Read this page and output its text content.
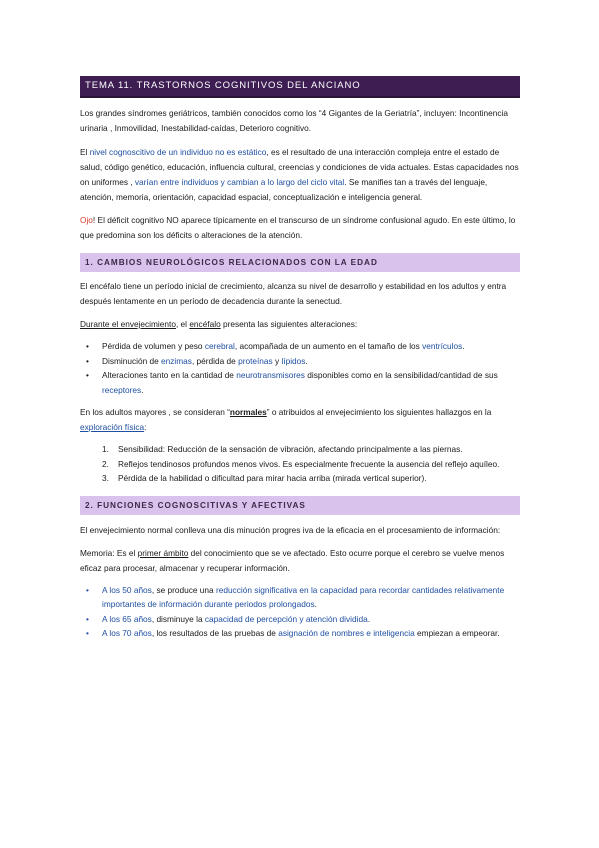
TEMA 11. TRASTORNOS COGNITIVOS DEL ANCIANO

Los grandes síndromes geriátricos, también conocidos como los “4 Gigantes de la Geriatría”, incluyen: Incontinencia urinaria , Inmovilidad, Inestabilidad-caídas, Deterioro cognitivo.

El nivel cognoscitivo de un individuo no es estático, es el resultado de una interacción compleja entre el estado de salud, código genético, educación, influencia cultural, creencias y condiciones de vida actuales. Estas capacidades nos on uniformes , varían entre individuos y cambian a lo largo del ciclo vital. Se manifies tan a través del lenguaje, atención, memoria, orientación, capacidad espacial, conceptualización e inteligencia general.

Ojo! El déficit cognitivo NO aparece típicamente en el transcurso de un síndrome confusional agudo. En este último, lo que predomina son los déficits o alteraciones de la atención.

1. CAMBIOS NEUROLÓGICOS RELACIONADOS CON LA EDAD

El encéfalo tiene un período inicial de crecimiento, alcanza su nivel de desarrollo y estabilidad en los adultos y entra después lentamente en un período de decadencia durante la senectud.

Durante el envejecimiento, el encéfalo presenta las siguientes alteraciones:

• Pérdida de volumen y peso cerebral, acompañada de un aumento en el tamaño de los ventrículos.
• Disminución de enzimas, pérdida de proteínas y lípidos.
• Alteraciones tanto en la cantidad de neurotransmisores disponibles como en la sensibilidad/cantidad de sus receptores.

En los adultos mayores , se consideran “normales” o atribuidos al envejecimiento los siguientes hallazgos en la exploración física:

1. Sensibilidad: Reducción de la sensación de vibración, afectando principalmente a las piernas.
2. Reflejos tendinosos profundos menos vivos. Es especialmente frecuente la ausencia del reflejo aquíleo.
3. Pérdida de la habilidad o dificultad para mirar hacia arriba (mirada vertical superior).
2. FUNCIONES COGNOSCITIVAS Y AFECTIVAS

El envejecimiento normal conlleva una dis minución progres iva de la eficacia en el procesamiento de información:

Memoria: Es el primer ámbito del conocimiento que se ve afectado. Esto ocurre porque el cerebro se vuelve menos eficaz para procesar, almacenar y recuperar información.

• A los 50 años, se produce una reducción significativa en la capacidad para recordar cantidades relativamente importantes de información durante periodos prolongados.
• A los 65 años, disminuye la capacidad de percepción y atención dividida.
• A los 70 años, los resultados de las pruebas de asignación de nombres e inteligencia empiezan a empeorar.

* * * * * * * * *

▶ _What you should do_
From the listing above, copy all lines holding the word "envejecimiento".

▶ _The response_
Durante el envejecimiento, el encéfalo presenta las siguientes alteraciones:
En los adultos mayores , se consideran “normales” o atribuidos al envejecimiento los siguientes hallazgos en la exploración física:
El envejecimiento normal conlleva una dis minución progres iva de la eficacia en el procesamiento de información:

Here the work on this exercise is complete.